* **Aim of the exercise**
Assemble all lines in which the string "type" appears.

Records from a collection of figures
== == ==

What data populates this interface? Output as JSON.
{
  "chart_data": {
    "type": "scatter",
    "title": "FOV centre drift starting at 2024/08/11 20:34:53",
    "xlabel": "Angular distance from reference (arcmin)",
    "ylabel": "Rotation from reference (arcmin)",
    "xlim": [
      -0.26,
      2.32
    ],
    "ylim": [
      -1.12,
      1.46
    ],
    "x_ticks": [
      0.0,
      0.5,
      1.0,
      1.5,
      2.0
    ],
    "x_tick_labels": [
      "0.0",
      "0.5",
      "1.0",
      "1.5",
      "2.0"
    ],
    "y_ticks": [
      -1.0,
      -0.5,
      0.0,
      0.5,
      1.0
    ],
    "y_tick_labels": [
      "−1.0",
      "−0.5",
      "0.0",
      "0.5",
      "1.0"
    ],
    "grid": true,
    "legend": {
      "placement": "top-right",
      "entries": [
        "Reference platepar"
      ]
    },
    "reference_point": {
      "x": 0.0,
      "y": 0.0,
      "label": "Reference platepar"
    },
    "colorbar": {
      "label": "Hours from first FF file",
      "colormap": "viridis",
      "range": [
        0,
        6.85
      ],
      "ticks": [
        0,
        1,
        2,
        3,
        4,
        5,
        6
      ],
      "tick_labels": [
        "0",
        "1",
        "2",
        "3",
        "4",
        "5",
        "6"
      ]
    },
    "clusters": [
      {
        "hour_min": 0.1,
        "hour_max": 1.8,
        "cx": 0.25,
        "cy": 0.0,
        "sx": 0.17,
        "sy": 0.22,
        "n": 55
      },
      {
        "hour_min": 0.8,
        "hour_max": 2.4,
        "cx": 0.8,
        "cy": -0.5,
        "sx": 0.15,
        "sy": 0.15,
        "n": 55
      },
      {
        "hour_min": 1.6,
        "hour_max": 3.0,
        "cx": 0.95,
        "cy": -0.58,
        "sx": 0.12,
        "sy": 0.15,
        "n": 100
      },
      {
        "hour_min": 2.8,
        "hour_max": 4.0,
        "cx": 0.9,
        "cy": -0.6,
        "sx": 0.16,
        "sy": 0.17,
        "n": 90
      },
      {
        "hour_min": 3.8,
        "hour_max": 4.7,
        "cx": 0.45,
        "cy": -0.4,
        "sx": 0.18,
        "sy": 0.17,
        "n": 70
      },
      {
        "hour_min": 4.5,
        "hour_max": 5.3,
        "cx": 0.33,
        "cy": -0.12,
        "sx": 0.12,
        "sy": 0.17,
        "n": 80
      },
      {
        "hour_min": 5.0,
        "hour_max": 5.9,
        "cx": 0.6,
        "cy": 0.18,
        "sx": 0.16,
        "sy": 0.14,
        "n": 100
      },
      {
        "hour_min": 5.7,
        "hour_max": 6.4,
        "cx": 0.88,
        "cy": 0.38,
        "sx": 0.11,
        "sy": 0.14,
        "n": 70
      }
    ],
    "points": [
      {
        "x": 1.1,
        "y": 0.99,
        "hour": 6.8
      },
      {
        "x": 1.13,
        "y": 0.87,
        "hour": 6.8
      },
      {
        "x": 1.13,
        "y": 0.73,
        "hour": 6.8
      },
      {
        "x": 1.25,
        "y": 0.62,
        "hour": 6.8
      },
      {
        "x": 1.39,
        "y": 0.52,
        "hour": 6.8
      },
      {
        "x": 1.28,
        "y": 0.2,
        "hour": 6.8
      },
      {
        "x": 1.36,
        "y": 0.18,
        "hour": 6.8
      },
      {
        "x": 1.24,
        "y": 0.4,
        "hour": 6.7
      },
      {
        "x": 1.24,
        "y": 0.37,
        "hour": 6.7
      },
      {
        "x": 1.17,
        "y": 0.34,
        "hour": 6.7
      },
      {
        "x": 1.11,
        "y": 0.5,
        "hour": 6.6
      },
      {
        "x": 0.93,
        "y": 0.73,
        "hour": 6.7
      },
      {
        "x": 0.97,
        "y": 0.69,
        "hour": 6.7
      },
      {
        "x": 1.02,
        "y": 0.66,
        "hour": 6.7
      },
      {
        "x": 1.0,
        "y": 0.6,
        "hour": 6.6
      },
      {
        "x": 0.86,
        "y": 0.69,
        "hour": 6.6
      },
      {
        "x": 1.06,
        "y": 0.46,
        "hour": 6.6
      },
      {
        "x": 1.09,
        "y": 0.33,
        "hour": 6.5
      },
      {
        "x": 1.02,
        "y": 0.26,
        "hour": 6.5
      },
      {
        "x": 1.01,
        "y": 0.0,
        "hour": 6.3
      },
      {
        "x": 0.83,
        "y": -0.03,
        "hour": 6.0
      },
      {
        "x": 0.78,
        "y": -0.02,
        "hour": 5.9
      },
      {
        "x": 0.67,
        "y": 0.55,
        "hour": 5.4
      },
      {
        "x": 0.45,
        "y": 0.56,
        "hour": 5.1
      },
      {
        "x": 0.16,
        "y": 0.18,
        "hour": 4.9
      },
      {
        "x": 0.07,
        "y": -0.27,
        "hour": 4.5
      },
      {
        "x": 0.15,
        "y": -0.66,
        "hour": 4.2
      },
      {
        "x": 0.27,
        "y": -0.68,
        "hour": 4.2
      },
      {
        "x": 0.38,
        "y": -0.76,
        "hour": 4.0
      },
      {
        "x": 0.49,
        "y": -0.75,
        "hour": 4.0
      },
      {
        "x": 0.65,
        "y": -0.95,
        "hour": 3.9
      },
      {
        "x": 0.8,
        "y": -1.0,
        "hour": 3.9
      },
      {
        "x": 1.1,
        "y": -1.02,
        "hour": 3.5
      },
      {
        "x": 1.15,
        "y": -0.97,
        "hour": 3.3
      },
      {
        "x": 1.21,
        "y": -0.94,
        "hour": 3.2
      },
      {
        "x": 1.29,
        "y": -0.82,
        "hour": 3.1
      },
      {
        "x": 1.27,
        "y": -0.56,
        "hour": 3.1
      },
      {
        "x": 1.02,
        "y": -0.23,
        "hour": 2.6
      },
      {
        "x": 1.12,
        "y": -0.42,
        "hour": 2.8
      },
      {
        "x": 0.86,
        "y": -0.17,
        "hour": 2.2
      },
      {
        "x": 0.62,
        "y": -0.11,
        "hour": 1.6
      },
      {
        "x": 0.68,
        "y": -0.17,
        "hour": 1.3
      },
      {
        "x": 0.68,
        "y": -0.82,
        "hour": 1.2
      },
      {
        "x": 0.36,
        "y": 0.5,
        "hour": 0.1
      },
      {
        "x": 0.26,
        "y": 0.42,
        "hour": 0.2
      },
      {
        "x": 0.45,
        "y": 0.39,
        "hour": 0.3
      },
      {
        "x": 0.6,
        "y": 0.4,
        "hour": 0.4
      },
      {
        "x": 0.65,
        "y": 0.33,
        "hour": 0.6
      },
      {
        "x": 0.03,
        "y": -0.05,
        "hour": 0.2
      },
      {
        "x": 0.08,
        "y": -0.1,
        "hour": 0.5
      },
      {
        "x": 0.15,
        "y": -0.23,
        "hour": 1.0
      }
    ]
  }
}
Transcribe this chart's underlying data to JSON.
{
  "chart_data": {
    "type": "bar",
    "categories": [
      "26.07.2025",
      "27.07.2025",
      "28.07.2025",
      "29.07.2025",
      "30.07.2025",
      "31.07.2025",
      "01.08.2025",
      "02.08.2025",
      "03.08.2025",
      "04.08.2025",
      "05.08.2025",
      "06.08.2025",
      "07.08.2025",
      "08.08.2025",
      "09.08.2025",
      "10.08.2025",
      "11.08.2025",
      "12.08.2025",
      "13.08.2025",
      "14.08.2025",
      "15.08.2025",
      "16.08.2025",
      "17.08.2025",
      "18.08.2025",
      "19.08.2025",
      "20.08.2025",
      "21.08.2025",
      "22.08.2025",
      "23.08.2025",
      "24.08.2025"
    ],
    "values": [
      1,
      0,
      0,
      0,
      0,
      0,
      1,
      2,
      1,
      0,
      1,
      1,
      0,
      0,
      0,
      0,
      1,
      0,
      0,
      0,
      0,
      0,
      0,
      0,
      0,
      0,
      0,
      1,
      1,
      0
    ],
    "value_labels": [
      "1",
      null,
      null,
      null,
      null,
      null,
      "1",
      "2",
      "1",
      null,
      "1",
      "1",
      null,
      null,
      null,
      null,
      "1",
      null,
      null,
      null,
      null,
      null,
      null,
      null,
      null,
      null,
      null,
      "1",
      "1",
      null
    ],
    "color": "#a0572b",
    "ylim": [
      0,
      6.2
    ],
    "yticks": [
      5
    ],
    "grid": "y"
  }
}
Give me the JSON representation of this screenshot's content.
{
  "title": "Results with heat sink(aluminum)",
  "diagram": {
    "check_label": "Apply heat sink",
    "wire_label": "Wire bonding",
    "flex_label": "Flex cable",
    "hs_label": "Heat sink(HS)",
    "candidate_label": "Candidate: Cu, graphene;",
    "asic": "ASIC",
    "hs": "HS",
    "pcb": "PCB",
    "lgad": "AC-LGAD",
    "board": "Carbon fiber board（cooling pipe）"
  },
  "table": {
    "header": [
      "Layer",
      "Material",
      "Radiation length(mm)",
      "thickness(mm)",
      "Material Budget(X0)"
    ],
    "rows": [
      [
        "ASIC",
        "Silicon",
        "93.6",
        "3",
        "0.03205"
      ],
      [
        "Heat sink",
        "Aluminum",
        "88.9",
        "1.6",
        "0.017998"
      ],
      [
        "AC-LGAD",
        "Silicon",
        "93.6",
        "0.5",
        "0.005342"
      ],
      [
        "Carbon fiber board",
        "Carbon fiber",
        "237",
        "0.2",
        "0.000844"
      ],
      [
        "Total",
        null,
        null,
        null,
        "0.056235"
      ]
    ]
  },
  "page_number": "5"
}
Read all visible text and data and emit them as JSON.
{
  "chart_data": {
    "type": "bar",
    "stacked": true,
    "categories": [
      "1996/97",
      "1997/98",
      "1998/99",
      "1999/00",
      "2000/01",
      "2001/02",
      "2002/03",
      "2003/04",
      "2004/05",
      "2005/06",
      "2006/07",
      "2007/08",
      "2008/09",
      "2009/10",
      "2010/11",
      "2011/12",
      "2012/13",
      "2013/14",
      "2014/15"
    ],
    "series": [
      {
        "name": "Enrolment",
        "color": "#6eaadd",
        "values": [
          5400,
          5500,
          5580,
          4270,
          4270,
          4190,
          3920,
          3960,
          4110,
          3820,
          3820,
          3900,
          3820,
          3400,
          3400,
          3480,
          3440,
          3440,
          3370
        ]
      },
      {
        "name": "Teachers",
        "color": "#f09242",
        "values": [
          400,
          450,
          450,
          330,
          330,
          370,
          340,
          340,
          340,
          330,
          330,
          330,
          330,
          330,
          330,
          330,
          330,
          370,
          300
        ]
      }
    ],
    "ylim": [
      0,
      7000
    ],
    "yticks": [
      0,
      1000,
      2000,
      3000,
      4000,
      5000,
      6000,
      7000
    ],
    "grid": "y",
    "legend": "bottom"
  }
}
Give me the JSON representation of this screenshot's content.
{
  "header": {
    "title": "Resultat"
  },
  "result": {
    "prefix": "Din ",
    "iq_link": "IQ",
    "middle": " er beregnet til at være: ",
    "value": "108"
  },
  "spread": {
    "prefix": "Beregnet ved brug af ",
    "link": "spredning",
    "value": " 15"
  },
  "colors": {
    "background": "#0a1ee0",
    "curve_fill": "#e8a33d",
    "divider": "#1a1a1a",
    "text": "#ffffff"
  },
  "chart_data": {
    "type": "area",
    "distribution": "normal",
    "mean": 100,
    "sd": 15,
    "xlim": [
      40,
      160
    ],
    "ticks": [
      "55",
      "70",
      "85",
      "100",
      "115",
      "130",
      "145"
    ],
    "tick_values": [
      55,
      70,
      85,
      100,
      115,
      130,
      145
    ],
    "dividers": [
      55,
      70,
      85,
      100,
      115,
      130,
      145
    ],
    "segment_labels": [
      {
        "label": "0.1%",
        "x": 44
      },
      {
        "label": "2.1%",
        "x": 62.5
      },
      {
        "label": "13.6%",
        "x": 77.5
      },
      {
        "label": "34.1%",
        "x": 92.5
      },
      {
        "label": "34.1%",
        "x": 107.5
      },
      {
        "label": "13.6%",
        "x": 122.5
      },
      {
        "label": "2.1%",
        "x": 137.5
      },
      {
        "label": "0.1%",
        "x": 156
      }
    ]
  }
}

== == ==

* **Exercise output**
    "type": "scatter",
    "type": "bar",
    "type": "bar",
    "type": "area",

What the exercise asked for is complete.